> Exercise requirements
Reproduce the entire listing word for word.

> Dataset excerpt
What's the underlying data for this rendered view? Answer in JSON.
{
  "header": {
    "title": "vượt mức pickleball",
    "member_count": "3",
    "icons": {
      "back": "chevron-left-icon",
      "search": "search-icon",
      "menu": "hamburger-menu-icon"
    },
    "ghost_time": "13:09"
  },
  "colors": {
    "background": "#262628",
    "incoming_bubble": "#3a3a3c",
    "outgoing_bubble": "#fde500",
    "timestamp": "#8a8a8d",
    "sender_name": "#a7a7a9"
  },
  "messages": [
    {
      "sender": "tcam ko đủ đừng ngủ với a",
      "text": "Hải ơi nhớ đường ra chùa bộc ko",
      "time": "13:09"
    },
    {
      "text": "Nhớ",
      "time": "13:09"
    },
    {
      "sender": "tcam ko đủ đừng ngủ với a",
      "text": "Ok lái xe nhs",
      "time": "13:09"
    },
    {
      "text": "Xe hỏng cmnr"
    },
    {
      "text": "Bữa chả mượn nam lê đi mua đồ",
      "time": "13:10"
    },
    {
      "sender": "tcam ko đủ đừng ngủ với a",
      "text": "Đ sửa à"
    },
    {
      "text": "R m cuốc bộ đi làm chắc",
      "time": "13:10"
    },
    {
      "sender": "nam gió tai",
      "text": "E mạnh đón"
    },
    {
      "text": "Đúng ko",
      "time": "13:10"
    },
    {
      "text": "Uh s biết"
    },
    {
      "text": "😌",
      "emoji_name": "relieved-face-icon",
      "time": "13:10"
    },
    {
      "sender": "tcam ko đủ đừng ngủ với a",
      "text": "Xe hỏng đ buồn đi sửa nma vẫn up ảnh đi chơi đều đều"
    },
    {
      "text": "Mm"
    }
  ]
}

> Exercise output
What's the underlying data for this rendered view? Answer in JSON.
{
  "header": {
    "title": "vượt mức pickleball",
    "member_count": "3",
    "icons": {
      "back": "chevron-left-icon",
      "search": "search-icon",
      "menu": "hamburger-menu-icon"
    },
    "ghost_time": "13:09"
  },
  "colors": {
    "background": "#262628",
    "incoming_bubble": "#3a3a3c",
    "outgoing_bubble": "#fde500",
    "timestamp": "#8a8a8d",
    "sender_name": "#a7a7a9"
  },
  "messages": [
    {
      "sender": "tcam ko đủ đừng ngủ với a",
      "text": "Hải ơi nhớ đường ra chùa bộc ko",
      "time": "13:09"
    },
    {
      "text": "Nhớ",
      "time": "13:09"
    },
    {
      "sender": "tcam ko đủ đừng ngủ với a",
      "text": "Ok lái xe nhs",
      "time": "13:09"
    },
    {
      "text": "Xe hỏng cmnr"
    },
    {
      "text": "Bữa chả mượn nam lê đi mua đồ",
      "time": "13:10"
    },
    {
      "sender": "tcam ko đủ đừng ngủ với a",
      "text": "Đ sửa à"
    },
    {
      "text": "R m cuốc bộ đi làm chắc",
      "time": "13:10"
    },
    {
      "sender": "nam gió tai",
      "text": "E mạnh đón"
    },
    {
      "text": "Đúng ko",
      "time": "13:10"
    },
    {
      "text": "Uh s biết"
    },
    {
      "text": "😌",
      "emoji_name": "relieved-face-icon",
      "time": "13:10"
    },
    {
      "sender": "tcam ko đủ đừng ngủ với a",
      "text": "Xe hỏng đ buồn đi sửa nma vẫn up ảnh đi chơi đều đều"
    },
    {
      "text": "Mm"
    }
  ]
}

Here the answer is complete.